**Task statement:** Go through the entries below and collect each line with the string "全国卷Ⅰ" in it.

— begin —

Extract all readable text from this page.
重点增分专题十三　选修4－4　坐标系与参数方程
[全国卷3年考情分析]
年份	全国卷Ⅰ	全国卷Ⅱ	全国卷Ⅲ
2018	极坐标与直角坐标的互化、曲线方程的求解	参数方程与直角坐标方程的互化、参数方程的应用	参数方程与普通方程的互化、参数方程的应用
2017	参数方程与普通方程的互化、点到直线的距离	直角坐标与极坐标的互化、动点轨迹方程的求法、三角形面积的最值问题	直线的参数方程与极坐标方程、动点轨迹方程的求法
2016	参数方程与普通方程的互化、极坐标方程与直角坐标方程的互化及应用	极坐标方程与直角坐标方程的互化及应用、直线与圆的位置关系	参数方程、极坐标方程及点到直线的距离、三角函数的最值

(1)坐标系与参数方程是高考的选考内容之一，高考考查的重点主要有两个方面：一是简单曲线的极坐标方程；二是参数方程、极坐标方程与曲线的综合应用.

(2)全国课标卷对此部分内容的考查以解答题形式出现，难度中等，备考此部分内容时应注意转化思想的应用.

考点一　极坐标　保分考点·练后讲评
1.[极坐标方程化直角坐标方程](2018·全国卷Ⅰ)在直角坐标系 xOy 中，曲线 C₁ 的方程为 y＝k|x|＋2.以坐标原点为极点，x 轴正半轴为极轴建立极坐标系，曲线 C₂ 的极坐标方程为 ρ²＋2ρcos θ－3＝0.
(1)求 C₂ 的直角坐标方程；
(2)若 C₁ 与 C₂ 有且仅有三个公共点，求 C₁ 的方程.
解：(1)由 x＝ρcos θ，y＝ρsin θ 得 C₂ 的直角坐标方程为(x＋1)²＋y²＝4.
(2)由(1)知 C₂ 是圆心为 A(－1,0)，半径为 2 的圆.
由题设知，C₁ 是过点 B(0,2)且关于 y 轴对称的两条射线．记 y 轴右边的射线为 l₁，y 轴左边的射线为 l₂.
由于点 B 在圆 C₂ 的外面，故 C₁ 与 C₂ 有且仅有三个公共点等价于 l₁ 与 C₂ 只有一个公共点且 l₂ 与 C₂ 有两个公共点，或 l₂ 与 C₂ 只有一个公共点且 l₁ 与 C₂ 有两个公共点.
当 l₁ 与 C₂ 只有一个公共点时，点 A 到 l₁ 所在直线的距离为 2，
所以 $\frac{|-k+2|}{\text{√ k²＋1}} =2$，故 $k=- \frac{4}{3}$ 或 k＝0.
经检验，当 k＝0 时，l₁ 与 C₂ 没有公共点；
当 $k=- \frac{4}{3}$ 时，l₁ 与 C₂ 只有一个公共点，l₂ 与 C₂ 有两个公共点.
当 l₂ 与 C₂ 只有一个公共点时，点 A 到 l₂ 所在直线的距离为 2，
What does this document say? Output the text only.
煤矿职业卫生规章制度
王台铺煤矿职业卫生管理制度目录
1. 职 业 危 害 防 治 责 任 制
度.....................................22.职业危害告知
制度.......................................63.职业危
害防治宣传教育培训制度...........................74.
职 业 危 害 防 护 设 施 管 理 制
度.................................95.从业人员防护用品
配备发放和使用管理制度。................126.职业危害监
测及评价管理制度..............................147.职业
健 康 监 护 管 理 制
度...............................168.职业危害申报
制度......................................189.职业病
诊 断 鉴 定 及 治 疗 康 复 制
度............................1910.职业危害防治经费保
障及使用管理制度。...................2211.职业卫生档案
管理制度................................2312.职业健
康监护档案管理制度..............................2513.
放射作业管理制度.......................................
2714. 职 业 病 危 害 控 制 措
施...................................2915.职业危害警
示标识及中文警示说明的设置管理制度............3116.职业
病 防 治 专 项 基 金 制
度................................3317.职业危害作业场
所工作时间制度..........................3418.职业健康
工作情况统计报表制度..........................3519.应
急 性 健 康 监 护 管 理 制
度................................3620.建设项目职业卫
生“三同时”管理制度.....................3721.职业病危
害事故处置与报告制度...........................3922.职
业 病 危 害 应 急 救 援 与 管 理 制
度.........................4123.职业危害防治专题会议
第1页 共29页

— end —

**Task output:**
年份	全国卷Ⅰ	全国卷Ⅱ	全国卷Ⅲ
1.[极坐标方程化直角坐标方程](2018·全国卷Ⅰ)在直角坐标系 xOy 中，曲线 C₁ 的方程为 y＝k|x|＋2.以坐标原点为极点，x 轴正半轴为极轴建立极坐标系，曲线 C₂ 的极坐标方程为 ρ²＋2ρcos θ－3＝0.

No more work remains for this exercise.